> Exercise aim: Count how many lines of the data include "icon". The answer is that number and nothing else.

(Stored dataset items)
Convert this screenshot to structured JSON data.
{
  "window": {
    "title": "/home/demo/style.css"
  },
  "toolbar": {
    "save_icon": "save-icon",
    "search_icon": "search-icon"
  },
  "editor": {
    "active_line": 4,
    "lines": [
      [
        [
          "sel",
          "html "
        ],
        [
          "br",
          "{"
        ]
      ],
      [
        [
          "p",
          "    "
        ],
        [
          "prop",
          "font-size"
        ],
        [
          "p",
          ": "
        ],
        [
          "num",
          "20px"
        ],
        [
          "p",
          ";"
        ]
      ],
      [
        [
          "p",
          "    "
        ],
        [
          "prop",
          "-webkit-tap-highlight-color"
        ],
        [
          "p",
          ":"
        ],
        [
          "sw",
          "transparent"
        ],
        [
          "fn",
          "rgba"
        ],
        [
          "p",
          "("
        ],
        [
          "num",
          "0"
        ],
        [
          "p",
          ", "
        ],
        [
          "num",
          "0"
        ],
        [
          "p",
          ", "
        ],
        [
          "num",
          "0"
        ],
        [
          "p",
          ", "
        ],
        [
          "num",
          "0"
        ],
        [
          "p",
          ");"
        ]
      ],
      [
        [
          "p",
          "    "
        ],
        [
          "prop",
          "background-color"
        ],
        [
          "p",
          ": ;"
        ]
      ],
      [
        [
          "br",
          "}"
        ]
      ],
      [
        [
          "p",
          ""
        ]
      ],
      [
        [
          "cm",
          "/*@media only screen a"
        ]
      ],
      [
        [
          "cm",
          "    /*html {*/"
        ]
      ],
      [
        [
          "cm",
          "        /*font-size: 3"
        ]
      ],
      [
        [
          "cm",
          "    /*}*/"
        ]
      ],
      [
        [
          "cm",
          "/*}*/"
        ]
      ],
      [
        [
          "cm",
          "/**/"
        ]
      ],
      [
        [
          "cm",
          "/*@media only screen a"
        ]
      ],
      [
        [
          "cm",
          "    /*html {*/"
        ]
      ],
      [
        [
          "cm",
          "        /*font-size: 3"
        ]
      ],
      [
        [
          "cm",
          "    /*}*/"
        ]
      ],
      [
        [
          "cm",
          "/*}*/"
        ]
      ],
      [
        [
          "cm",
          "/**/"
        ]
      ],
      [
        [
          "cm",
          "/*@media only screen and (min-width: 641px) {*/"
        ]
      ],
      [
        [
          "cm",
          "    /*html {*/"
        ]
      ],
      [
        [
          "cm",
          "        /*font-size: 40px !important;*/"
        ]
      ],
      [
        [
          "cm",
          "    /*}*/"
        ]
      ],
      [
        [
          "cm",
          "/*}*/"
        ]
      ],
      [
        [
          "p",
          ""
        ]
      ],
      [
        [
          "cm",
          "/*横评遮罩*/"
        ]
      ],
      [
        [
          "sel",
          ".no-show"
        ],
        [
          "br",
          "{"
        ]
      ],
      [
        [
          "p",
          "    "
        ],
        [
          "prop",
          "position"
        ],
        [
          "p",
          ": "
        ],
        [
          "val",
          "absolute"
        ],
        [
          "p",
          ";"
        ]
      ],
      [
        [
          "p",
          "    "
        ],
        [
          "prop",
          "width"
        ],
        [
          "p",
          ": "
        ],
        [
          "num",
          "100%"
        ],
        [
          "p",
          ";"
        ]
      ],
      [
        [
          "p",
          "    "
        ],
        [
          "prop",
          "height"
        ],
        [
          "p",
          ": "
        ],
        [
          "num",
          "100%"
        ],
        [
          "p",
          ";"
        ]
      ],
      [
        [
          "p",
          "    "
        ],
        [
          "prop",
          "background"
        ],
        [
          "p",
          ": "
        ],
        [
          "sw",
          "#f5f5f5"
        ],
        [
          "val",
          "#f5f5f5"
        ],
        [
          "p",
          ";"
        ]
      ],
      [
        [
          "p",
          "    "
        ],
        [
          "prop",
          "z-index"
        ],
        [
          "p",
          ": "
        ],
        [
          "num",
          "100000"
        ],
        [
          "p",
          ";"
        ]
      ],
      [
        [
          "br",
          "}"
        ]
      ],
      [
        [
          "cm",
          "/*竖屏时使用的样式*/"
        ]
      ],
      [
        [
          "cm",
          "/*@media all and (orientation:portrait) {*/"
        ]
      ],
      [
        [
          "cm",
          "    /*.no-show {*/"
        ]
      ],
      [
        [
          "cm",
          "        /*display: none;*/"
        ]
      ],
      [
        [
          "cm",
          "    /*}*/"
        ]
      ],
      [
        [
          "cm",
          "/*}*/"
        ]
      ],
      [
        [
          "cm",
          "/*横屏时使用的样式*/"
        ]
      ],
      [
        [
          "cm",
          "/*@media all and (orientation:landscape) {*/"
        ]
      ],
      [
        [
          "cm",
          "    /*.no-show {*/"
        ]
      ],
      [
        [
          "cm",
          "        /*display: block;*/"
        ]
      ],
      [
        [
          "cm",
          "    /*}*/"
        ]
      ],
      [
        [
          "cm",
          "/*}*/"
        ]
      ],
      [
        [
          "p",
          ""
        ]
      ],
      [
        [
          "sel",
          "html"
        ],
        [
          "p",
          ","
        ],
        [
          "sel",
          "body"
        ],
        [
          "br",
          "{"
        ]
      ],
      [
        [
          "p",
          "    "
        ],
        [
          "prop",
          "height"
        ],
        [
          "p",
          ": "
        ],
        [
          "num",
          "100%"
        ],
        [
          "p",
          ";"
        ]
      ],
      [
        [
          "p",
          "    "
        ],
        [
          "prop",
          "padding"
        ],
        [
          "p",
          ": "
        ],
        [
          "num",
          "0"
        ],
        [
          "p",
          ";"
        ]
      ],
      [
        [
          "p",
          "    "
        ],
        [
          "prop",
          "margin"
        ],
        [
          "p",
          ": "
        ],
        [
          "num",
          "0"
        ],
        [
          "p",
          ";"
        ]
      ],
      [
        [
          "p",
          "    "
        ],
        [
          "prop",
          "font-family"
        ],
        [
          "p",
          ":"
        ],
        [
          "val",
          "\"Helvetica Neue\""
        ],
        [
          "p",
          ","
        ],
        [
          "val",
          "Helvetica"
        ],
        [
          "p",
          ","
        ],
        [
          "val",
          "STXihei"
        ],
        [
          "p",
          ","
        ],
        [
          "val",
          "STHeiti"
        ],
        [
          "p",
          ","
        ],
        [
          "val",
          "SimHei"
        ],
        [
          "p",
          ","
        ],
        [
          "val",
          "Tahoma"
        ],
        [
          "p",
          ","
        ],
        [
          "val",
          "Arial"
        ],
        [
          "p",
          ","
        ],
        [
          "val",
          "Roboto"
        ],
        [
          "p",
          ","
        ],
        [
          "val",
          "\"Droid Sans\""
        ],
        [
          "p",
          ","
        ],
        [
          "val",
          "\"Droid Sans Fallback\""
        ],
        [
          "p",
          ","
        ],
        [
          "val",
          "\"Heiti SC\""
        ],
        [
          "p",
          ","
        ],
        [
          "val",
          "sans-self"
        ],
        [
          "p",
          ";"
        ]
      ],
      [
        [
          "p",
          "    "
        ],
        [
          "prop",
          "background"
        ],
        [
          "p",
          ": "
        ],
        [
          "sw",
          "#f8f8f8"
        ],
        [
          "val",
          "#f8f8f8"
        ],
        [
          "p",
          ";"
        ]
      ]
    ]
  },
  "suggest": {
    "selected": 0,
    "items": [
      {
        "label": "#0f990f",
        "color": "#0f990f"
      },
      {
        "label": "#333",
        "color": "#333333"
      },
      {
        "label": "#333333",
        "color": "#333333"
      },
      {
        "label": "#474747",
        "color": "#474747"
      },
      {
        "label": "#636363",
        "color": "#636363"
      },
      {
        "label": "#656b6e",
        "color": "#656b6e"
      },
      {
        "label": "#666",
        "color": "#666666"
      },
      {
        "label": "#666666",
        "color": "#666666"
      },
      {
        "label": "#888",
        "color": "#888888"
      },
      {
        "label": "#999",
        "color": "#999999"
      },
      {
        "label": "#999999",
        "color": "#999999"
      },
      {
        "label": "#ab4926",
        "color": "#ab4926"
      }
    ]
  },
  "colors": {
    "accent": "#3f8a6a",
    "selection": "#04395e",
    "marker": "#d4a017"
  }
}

> Exercise solution: 2